>> BEGIN Recorded data
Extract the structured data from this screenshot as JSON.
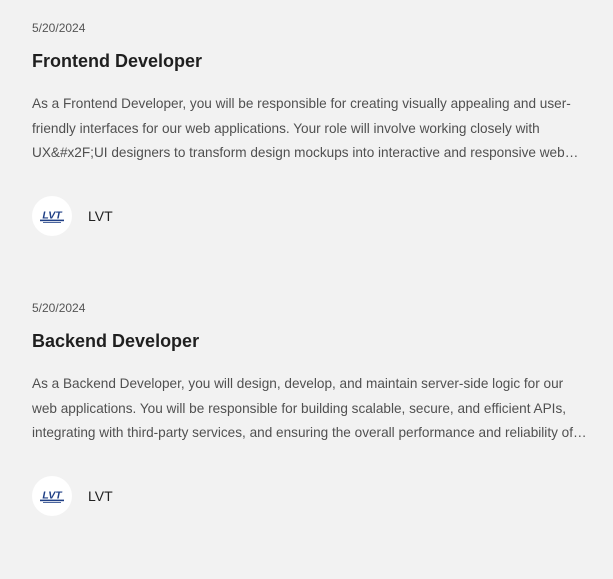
{
  "jobs": [
    {
      "date": "5/20/2024",
      "title": "Frontend Developer",
      "description": "As a Frontend Developer, you will be responsible for creating visually appealing and user-friendly interfaces for our web applications. Your role will involve working closely with UX&#x2F;UI designers to transform design mockups into interactive and responsive web applications.",
      "company": {
        "name": "LVT",
        "logo_icon": "lvt-logo-icon",
        "logo_color": "#1f3f86"
      }
    },
    {
      "date": "5/20/2024",
      "title": "Backend Developer",
      "description": "As a Backend Developer, you will design, develop, and maintain server-side logic for our web applications. You will be responsible for building scalable, secure, and efficient APIs, integrating with third-party services, and ensuring the overall performance and reliability of our systems.",
      "company": {
        "name": "LVT",
        "logo_icon": "lvt-logo-icon",
        "logo_color": "#1f3f86"
      }
    }
  ]
}
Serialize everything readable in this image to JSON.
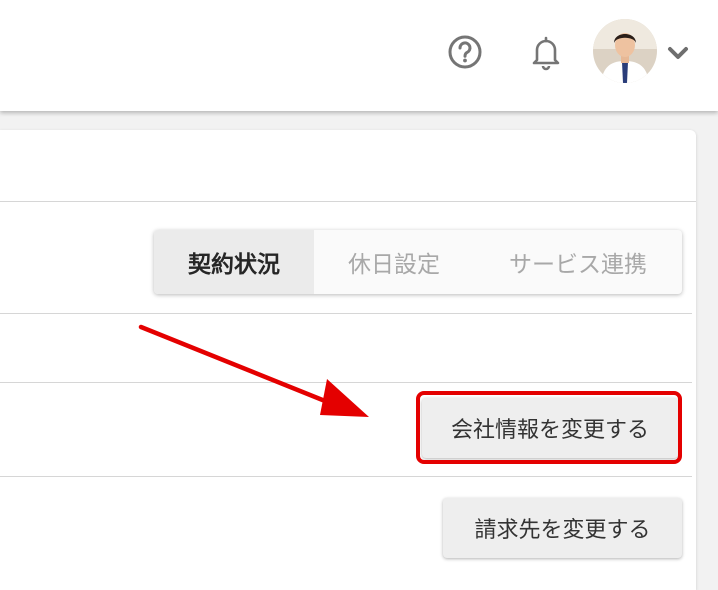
{
  "header": {
    "help_icon": "question-circle-icon",
    "bell_icon": "bell-icon",
    "avatar_label": "user avatar",
    "menu_icon": "chevron-down-icon"
  },
  "tabs": [
    {
      "label": "契約状況",
      "active": true
    },
    {
      "label": "休日設定",
      "active": false
    },
    {
      "label": "サービス連携",
      "active": false
    }
  ],
  "buttons": {
    "company": "会社情報を変更する",
    "billing": "請求先を変更する"
  },
  "annotation": {
    "color": "#e40000"
  }
}
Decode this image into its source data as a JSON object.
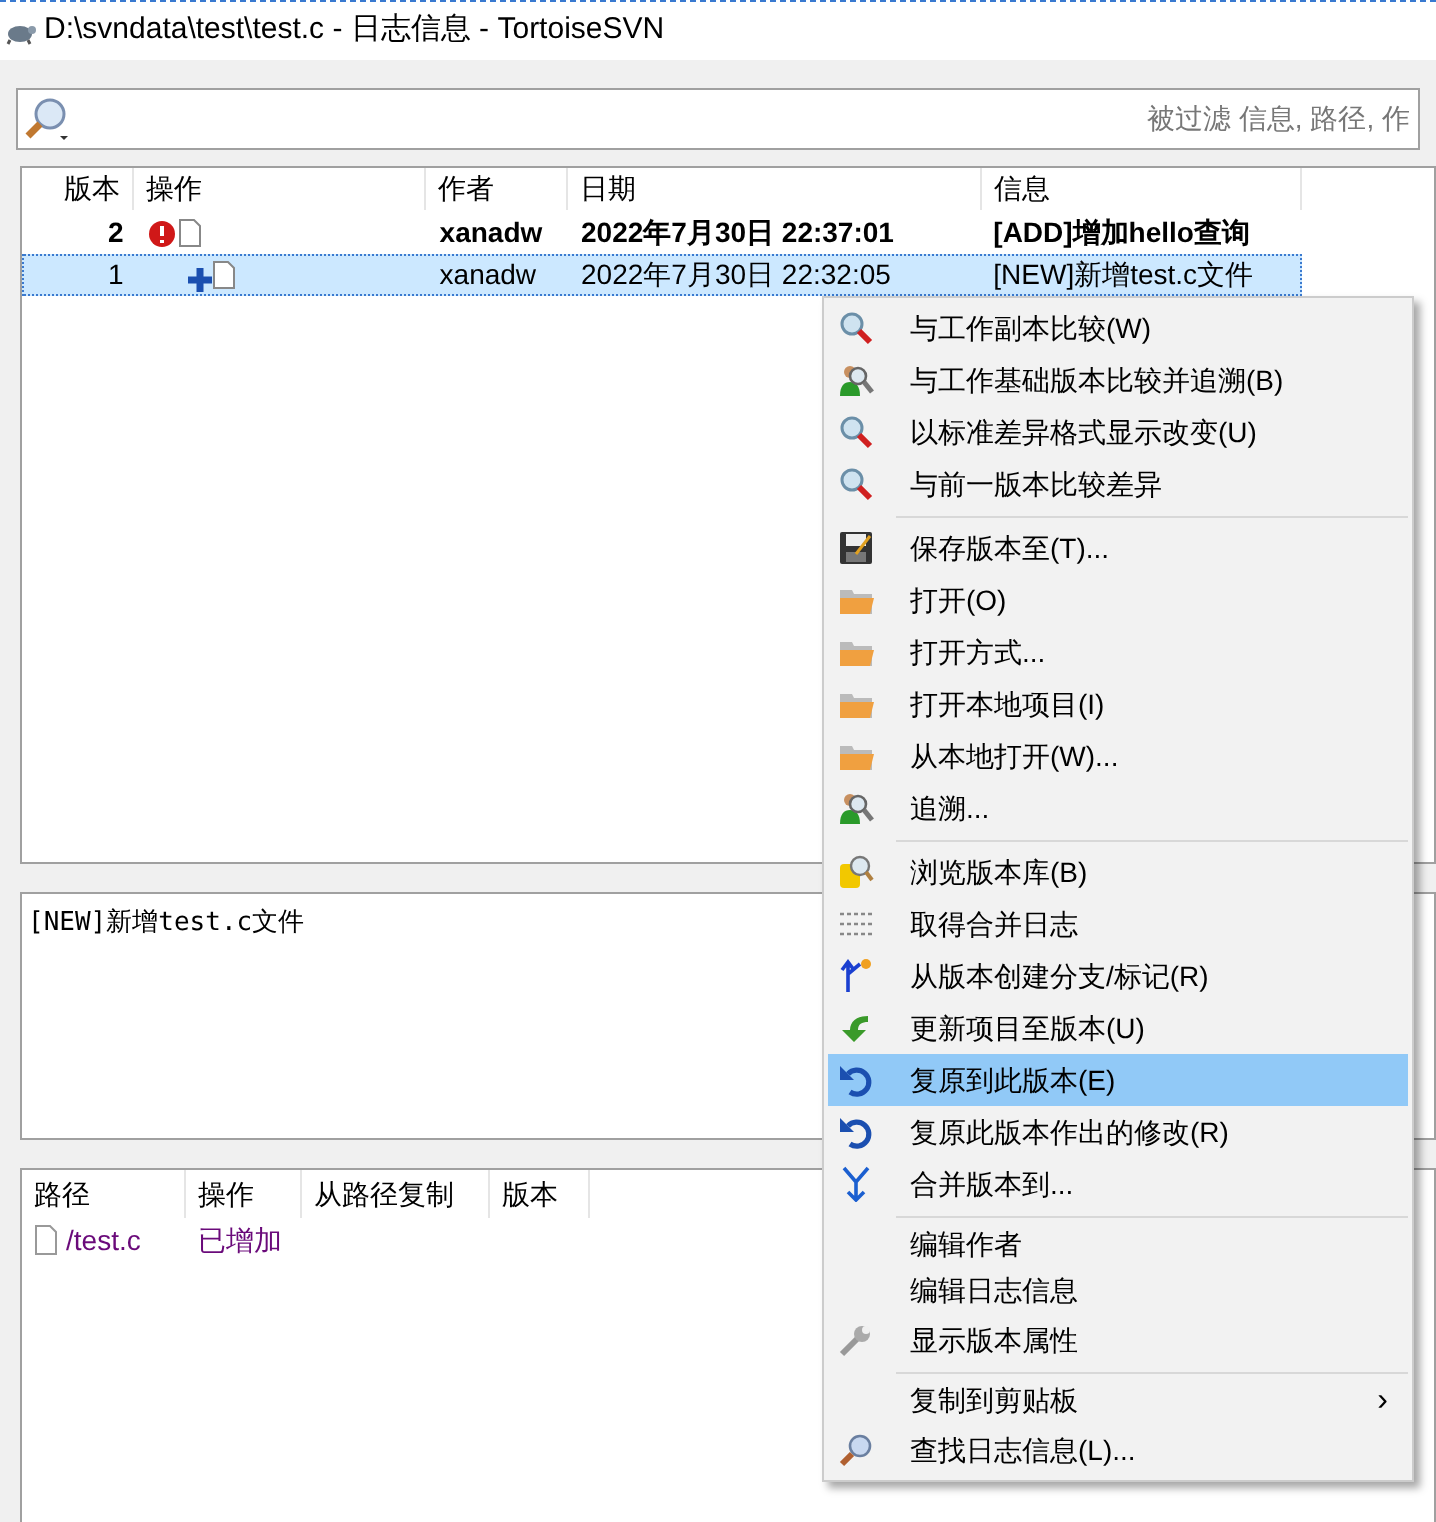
{
  "window": {
    "title": "D:\\svndata\\test\\test.c - 日志信息 - TortoiseSVN"
  },
  "filter": {
    "placeholder": "被过滤 信息, 路径, 作"
  },
  "log": {
    "columns": [
      "版本",
      "操作",
      "作者",
      "日期",
      "信息"
    ],
    "rows": [
      {
        "revision": "2",
        "kind": "modified",
        "author": "xanadw",
        "date": "2022年7月30日 22:37:01",
        "message": "[ADD]增加hello查询",
        "bold": true,
        "selected": false
      },
      {
        "revision": "1",
        "kind": "added",
        "author": "xanadw",
        "date": "2022年7月30日 22:32:05",
        "message": "[NEW]新增test.c文件",
        "bold": false,
        "selected": true
      }
    ]
  },
  "message_pane": {
    "text": "[NEW]新增test.c文件"
  },
  "paths": {
    "columns": [
      "路径",
      "操作",
      "从路径复制",
      "版本"
    ],
    "rows": [
      {
        "path": "/test.c",
        "action": "已增加"
      }
    ]
  },
  "context_menu": {
    "items": [
      {
        "kind": "magnifier",
        "label": "与工作副本比较(W)",
        "selected": false
      },
      {
        "kind": "person-magnifier",
        "label": "与工作基础版本比较并追溯(B)",
        "selected": false
      },
      {
        "kind": "magnifier",
        "label": "以标准差异格式显示改变(U)",
        "selected": false
      },
      {
        "kind": "magnifier",
        "label": "与前一版本比较差异",
        "selected": false
      },
      {
        "kind": "separator"
      },
      {
        "kind": "disk",
        "label": "保存版本至(T)...",
        "selected": false
      },
      {
        "kind": "folder",
        "label": "打开(O)",
        "selected": false
      },
      {
        "kind": "folder",
        "label": "打开方式...",
        "selected": false
      },
      {
        "kind": "folder",
        "label": "打开本地项目(I)",
        "selected": false
      },
      {
        "kind": "folder",
        "label": "从本地打开(W)...",
        "selected": false
      },
      {
        "kind": "person-magnifier",
        "label": "追溯...",
        "selected": false
      },
      {
        "kind": "separator"
      },
      {
        "kind": "repository",
        "label": "浏览版本库(B)",
        "selected": false
      },
      {
        "kind": "lines",
        "label": "取得合并日志",
        "selected": false
      },
      {
        "kind": "branch",
        "label": "从版本创建分支/标记(R)",
        "selected": false
      },
      {
        "kind": "update",
        "label": "更新项目至版本(U)",
        "selected": false
      },
      {
        "kind": "undo",
        "label": "复原到此版本(E)",
        "selected": true
      },
      {
        "kind": "undo",
        "label": "复原此版本作出的修改(R)",
        "selected": false
      },
      {
        "kind": "merge",
        "label": "合并版本到...",
        "selected": false
      },
      {
        "kind": "separator"
      },
      {
        "kind": "plain",
        "label": "编辑作者",
        "selected": false
      },
      {
        "kind": "plain",
        "label": "编辑日志信息",
        "selected": false
      },
      {
        "kind": "wrench",
        "label": "显示版本属性",
        "selected": false
      },
      {
        "kind": "separator"
      },
      {
        "kind": "plain",
        "label": "复制到剪贴板",
        "submenu_arrow": "›",
        "selected": false
      },
      {
        "kind": "find",
        "label": "查找日志信息(L)...",
        "selected": false
      }
    ]
  }
}
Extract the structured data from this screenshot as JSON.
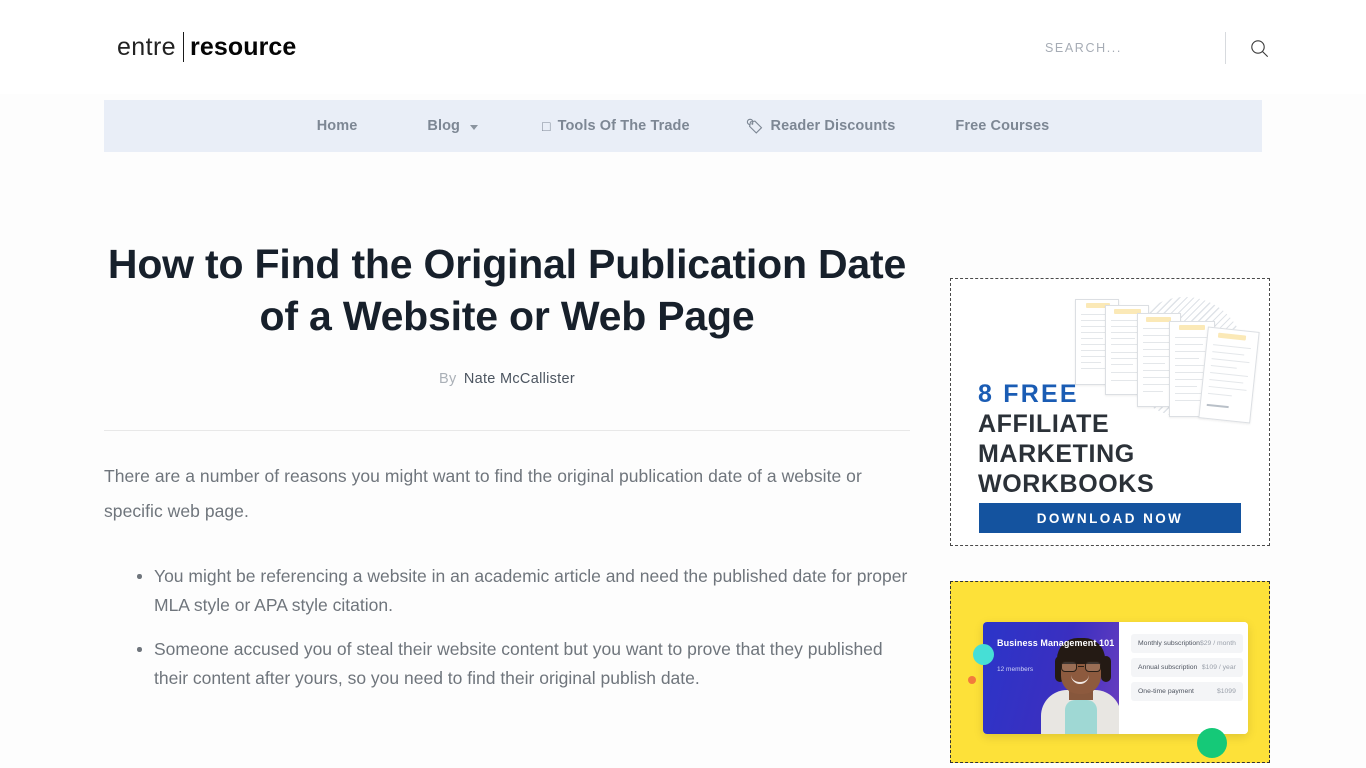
{
  "header": {
    "logo": {
      "first": "entre",
      "second": "resource"
    },
    "search": {
      "placeholder": "SEARCH...",
      "value": "",
      "icon": "search-icon"
    }
  },
  "nav": {
    "items": [
      {
        "label": "Home",
        "emoji": "",
        "has_caret": false
      },
      {
        "label": "Blog",
        "emoji": "",
        "has_caret": true
      },
      {
        "label": "Tools Of The Trade",
        "emoji": "□",
        "has_caret": false
      },
      {
        "label": "Reader Discounts",
        "emoji": "🏷",
        "has_caret": false
      },
      {
        "label": "Free Courses",
        "emoji": "",
        "has_caret": false
      }
    ]
  },
  "article": {
    "title": "How to Find the Original Publication Date of a Website or Web Page",
    "byline_prefix": "By",
    "author": "Nate McCallister",
    "intro": "There are a number of reasons you might want to find the original publication date of a website or specific web page.",
    "bullets": [
      "You might be referencing a website in an academic article and need the published date for proper MLA style or APA style citation.",
      "Someone accused you of steal their website content but you want to prove that they published their content after yours, so you need to find their original publish date."
    ]
  },
  "sidebar": {
    "ad_workbooks": {
      "line1": "8 FREE",
      "line2": "AFFILIATE",
      "line3": "MARKETING",
      "line4": "WORKBOOKS",
      "cta": "DOWNLOAD NOW",
      "accent_blue": "#1a5cb4",
      "cta_bg": "#14539f"
    },
    "ad_course": {
      "bg_color": "#fde139",
      "course_title": "Business Management 101",
      "members": "12 members",
      "pricing": [
        {
          "label": "Monthly subscription",
          "value": "$29 / month"
        },
        {
          "label": "Annual subscription",
          "value": "$109 / year"
        },
        {
          "label": "One-time payment",
          "value": "$1099"
        }
      ]
    }
  }
}
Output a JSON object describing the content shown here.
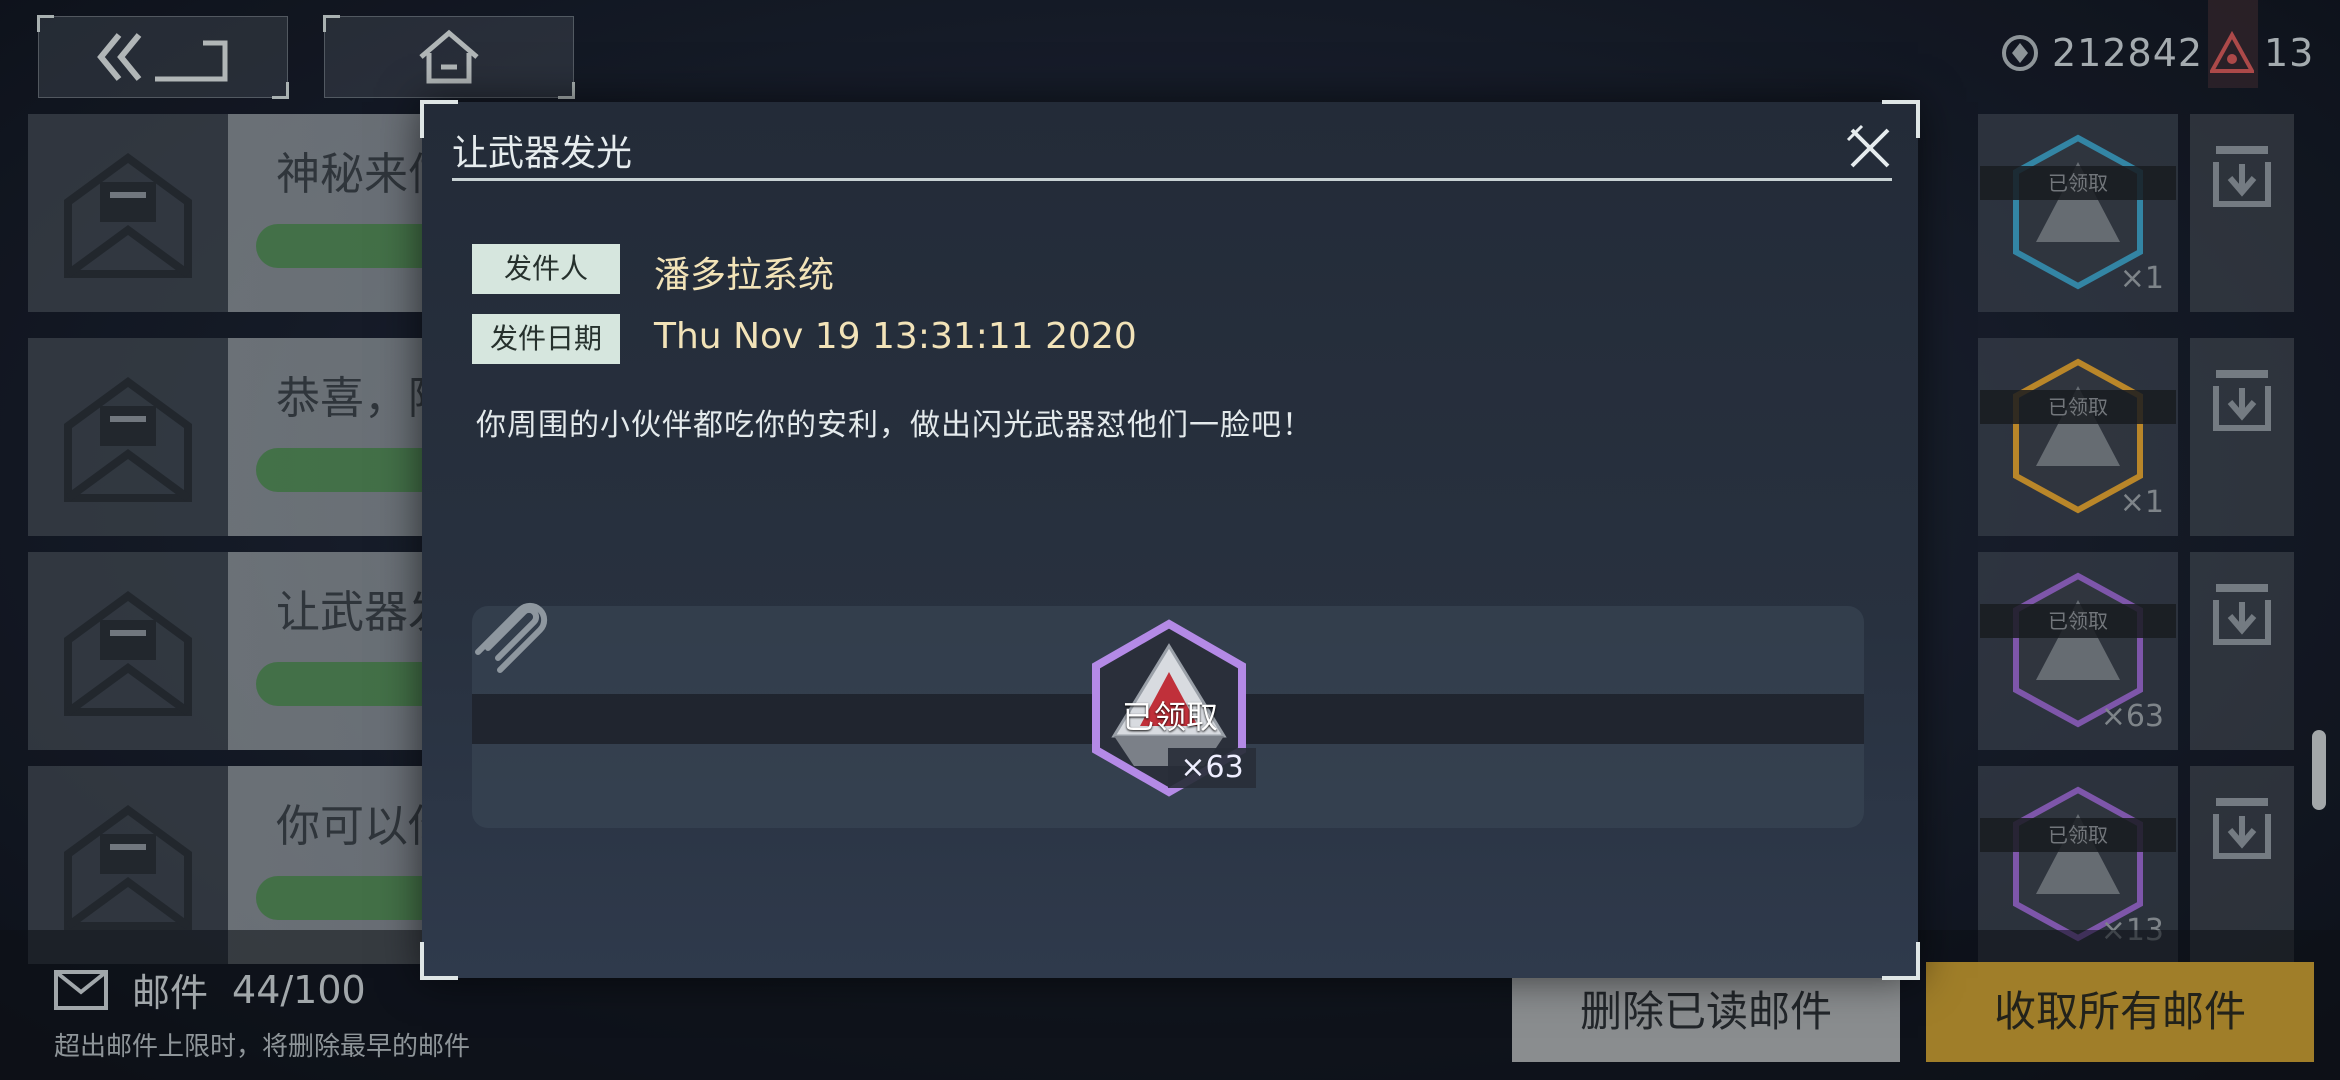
{
  "top": {
    "back_icon": "back-arrows-icon",
    "home_icon": "home-icon",
    "currency1": {
      "icon": "crystal-icon",
      "value": "212842"
    },
    "currency2": {
      "icon": "warning-triangle-icon",
      "value": "13"
    }
  },
  "mail_list": [
    {
      "title": "神秘来信",
      "reward_claimed": "已领取",
      "reward_count": "×1",
      "reward_color": "#3fa3c9"
    },
    {
      "title": "恭喜，阿",
      "reward_claimed": "已领取",
      "reward_count": "×1",
      "reward_color": "#e2a432"
    },
    {
      "title": "让武器发",
      "reward_claimed": "已领取",
      "reward_count": "×63",
      "reward_color": "#9a6ad0"
    },
    {
      "title": "你可以你",
      "reward_claimed": "已领取",
      "reward_count": "×13",
      "reward_color": "#9a6ad0"
    }
  ],
  "bottom": {
    "mail_label": "邮件",
    "mail_count": "44/100",
    "hint": "超出邮件上限时，将删除最早的邮件",
    "delete_read_label": "删除已读邮件",
    "collect_all_label": "收取所有邮件"
  },
  "modal": {
    "title": "让武器发光",
    "sender_label": "发件人",
    "sender": "潘多拉系统",
    "date_label": "发件日期",
    "date": "Thu Nov 19 13:31:11 2020",
    "message": "你周围的小伙伴都吃你的安利，做出闪光武器怼他们一脸吧！",
    "attachment": {
      "claimed_label": "已领取",
      "count": "×63"
    }
  }
}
>> END Recorded data
Written request
Make a copy of each line that contains the string "Developer".

Exercise result
      "title": "Frontend Developer",
      "description": "As a Frontend Developer, you will be responsible for creating visually appealing and user-friendly interfaces for our web applications. Your role will involve working closely with UX&#x2F;UI designers to transform design mockups into interactive and responsive web applications.",
      "title": "Backend Developer",
      "description": "As a Backend Developer, you will design, develop, and maintain server-side logic for our web applications. You will be responsible for building scalable, secure, and efficient APIs, integrating with third-party services, and ensuring the overall performance and reliability of our systems.",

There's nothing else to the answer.